**EXTRAIT À LIRE:**
※
# Où trouver la sauvegarde iPad sur l'iMac ?



## Jean40 (14 Janvier 2015)

Bonjour,
Je viens de sauvegarder le contenu de mon iPad sur mon iMac mais je ne trouve pas cette sauvegarde sur mon iMac. J'ai cherché en vain dans "utilisateurs" - "iTunes". Quelqu'un peut-il me renseigner ?


----------



## PLATOX28 (14 Janvier 2015)

Bonjour
Tu ouvre iTunes / préférence / appareil 
et la tu vois toutes les sauvegardes
Bonne journée


----------



## Jean40 (15 Janvier 2015)

Merci !
Mais je souhaitais également savoir dans quel dossier ("Bibliothèque" mais où ?) cette sauvegarde figurait (notamment pour en connaître le poids).


----------



## Optimistic2 (15 Janvier 2015)

Bonjour,
je ne suis pas devant mon ordi, mais dans iTunes, a l'endroit indiqué plus haut, tu peux révéler dans le Finder le dossier ou se trouve la sauvegarde. De tête, ça doit être via un clic droit.
※
**CONSIGNE:** Indiquez si chacune des affirmations (a), (b) et (c) concorde avec l'extrait, en répondant par oui ou non et en citant mot pour mot les termes de l'extrait qui tranchent. (a) Jean40 avait déjà cherché la sauvegarde dans « utilisateurs » puis « iTunes » sans la trouver. (b) PLATOX28 donne l'emplacement précis du dossier de sauvegarde dans la Bibliothèque. (c) Optimistic2 affirme avec certitude qu'on révèle le dossier dans le Finder par un clic droit. Les données placées après cette phrase ne sont pas utiles ici.

**DONNÉES FOURNIES:**
※
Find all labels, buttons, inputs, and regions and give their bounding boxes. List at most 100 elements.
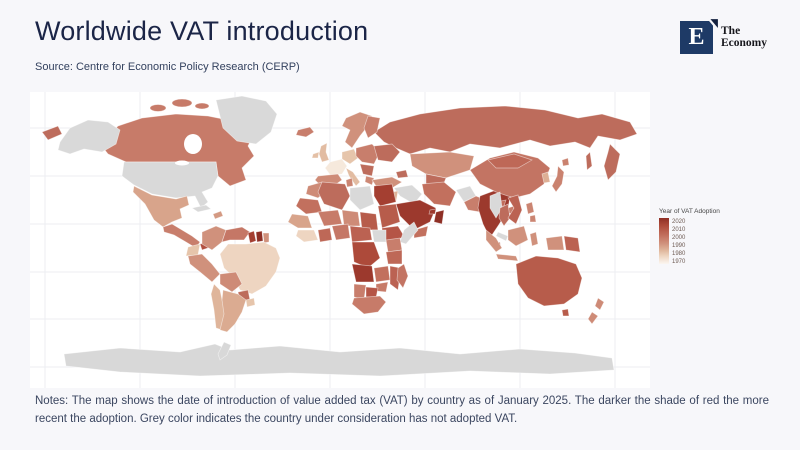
※
**RÉPONSE:**
(a) Oui : « J'ai cherché en vain dans "utilisateurs" - "iTunes". »
(b) Non : « Tu ouvre iTunes / préférence / appareil »
(c) Non : « De tête, ça doit être via un clic droit. »